Job
With the pictures left out, reproduce exactly the lines running from the line with "Type out the text in this image." to the last line of the material below.

....

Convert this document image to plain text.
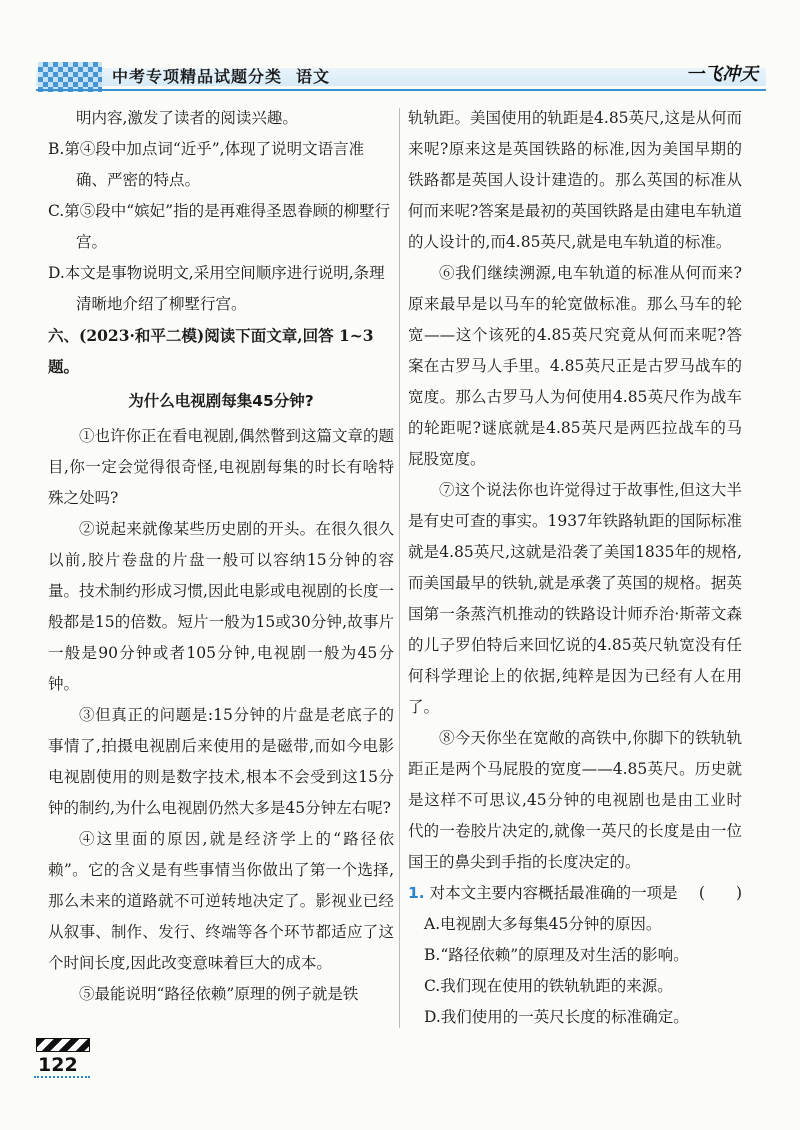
中考专项精品试题分类 语文	一飞冲天

明内容,激发了读者的阅读兴趣。

B.第④段中加点词“近乎”,体现了说明文语言准确、严密的特点。

C.第⑤段中“嫔妃”指的是再难得圣恩眷顾的柳墅行宫。

D.本文是事物说明文,采用空间顺序进行说明,条理清晰地介绍了柳墅行宫。

六、(2023·和平二模)阅读下面文章,回答 1~3 题。

为什么电视剧每集45分钟?

①也许你正在看电视剧,偶然瞥到这篇文章的题目,你一定会觉得很奇怪,电视剧每集的时长有啥特殊之处吗?

②说起来就像某些历史剧的开头。在很久很久以前,胶片卷盘的片盘一般可以容纳15分钟的容量。技术制约形成习惯,因此电影或电视剧的长度一般都是15的倍数。短片一般为15或30分钟,故事片一般是90分钟或者105分钟,电视剧一般为45分钟。

③但真正的问题是:15分钟的片盘是老底子的事情了,拍摄电视剧后来使用的是磁带,而如今电影电视剧使用的则是数字技术,根本不会受到这15分钟的制约,为什么电视剧仍然大多是45分钟左右呢?

④这里面的原因,就是经济学上的“路径依赖”。它的含义是有些事情当你做出了第一个选择,那么未来的道路就不可逆转地决定了。影视业已经从叙事、制作、发行、终端等各个环节都适应了这个时间长度,因此改变意味着巨大的成本。

⑤最能说明“路径依赖”原理的例子就是铁

轨轨距。美国使用的轨距是4.85英尺,这是从何而来呢?原来这是英国铁路的标准,因为美国早期的铁路都是英国人设计建造的。那么英国的标准从何而来呢?答案是最初的英国铁路是由建电车轨道的人设计的,而4.85英尺,就是电车轨道的标准。

⑥我们继续溯源,电车轨道的标准从何而来?原来最早是以马车的轮宽做标准。那么马车的轮宽——这个该死的4.85英尺究竟从何而来呢?答案在古罗马人手里。4.85英尺正是古罗马战车的宽度。那么古罗马人为何使用4.85英尺作为战车的轮距呢?谜底就是4.85英尺是两匹拉战车的马屁股宽度。

⑦这个说法你也许觉得过于故事性,但这大半是有史可查的事实。1937年铁路轨距的国际标准就是4.85英尺,这就是沿袭了美国1835年的规格,而美国最早的铁轨,就是承袭了英国的规格。据英国第一条蒸汽机推动的铁路设计师乔治·斯蒂文森的儿子罗伯特后来回忆说的4.85英尺轨宽没有任何科学理论上的依据,纯粹是因为已经有人在用了。

⑧今天你坐在宽敞的高铁中,你脚下的铁轨轨距正是两个马屁股的宽度——4.85英尺。历史就是这样不可思议,45分钟的电视剧也是由工业时代的一卷胶片决定的,就像一英尺的长度是由一位国王的鼻尖到手指的长度决定的。

1. 对本文主要内容概括最准确的一项是 (　　)

A.电视剧大多每集45分钟的原因。

B.“路径依赖”的原理及对生活的影响。

C.我们现在使用的铁轨轨距的来源。

D.我们使用的一英尺长度的标准确定。

122
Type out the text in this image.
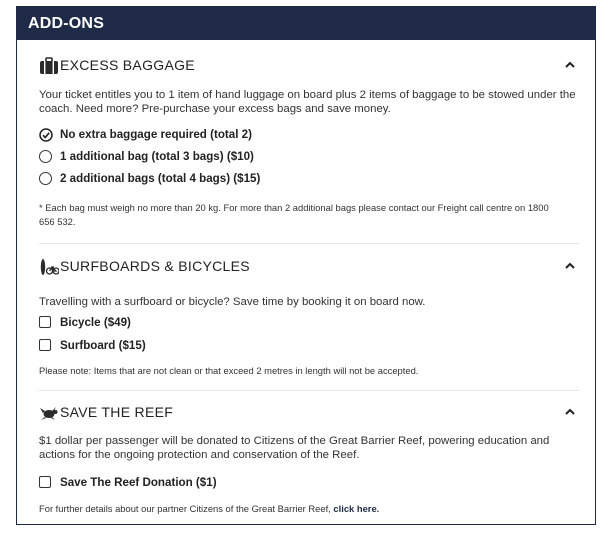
ADD-ONS
EXCESS BAGGAGE
Your ticket entitles you to 1 item of hand luggage on board plus 2 items of baggage to be stowed under the coach. Need more? Pre-purchase your excess bags and save money.
No extra baggage required (total 2)
1 additional bag (total 3 bags) ($10)
2 additional bags (total 4 bags) ($15)
* Each bag must weigh no more than 20 kg. For more than 2 additional bags please contact our Freight call centre on 1800 656 532.
SURFBOARDS & BICYCLES
Travelling with a surfboard or bicycle? Save time by booking it on board now.
Bicycle ($49)
Surfboard ($15)
Please note: Items that are not clean or that exceed 2 metres in length will not be accepted.
SAVE THE REEF
$1 dollar per passenger will be donated to Citizens of the Great Barrier Reef, powering education and actions for the ongoing protection and conservation of the Reef.
Save The Reef Donation ($1)
For further details about our partner Citizens of the Great Barrier Reef, click here.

....

Expected output
Type out the text in this image.
ADD-ONS
EXCESS BAGGAGE
Your ticket entitles you to 1 item of hand luggage on board plus 2 items of baggage to be stowed under the coach. Need more? Pre-purchase your excess bags and save money.
No extra baggage required (total 2)
1 additional bag (total 3 bags) ($10)
2 additional bags (total 4 bags) ($15)
* Each bag must weigh no more than 20 kg. For more than 2 additional bags please contact our Freight call centre on 1800 656 532.
SURFBOARDS & BICYCLES
Travelling with a surfboard or bicycle? Save time by booking it on board now.
Bicycle ($49)
Surfboard ($15)
Please note: Items that are not clean or that exceed 2 metres in length will not be accepted.
SAVE THE REEF
$1 dollar per passenger will be donated to Citizens of the Great Barrier Reef, powering education and actions for the ongoing protection and conservation of the Reef.
Save The Reef Donation ($1)
For further details about our partner Citizens of the Great Barrier Reef, click here.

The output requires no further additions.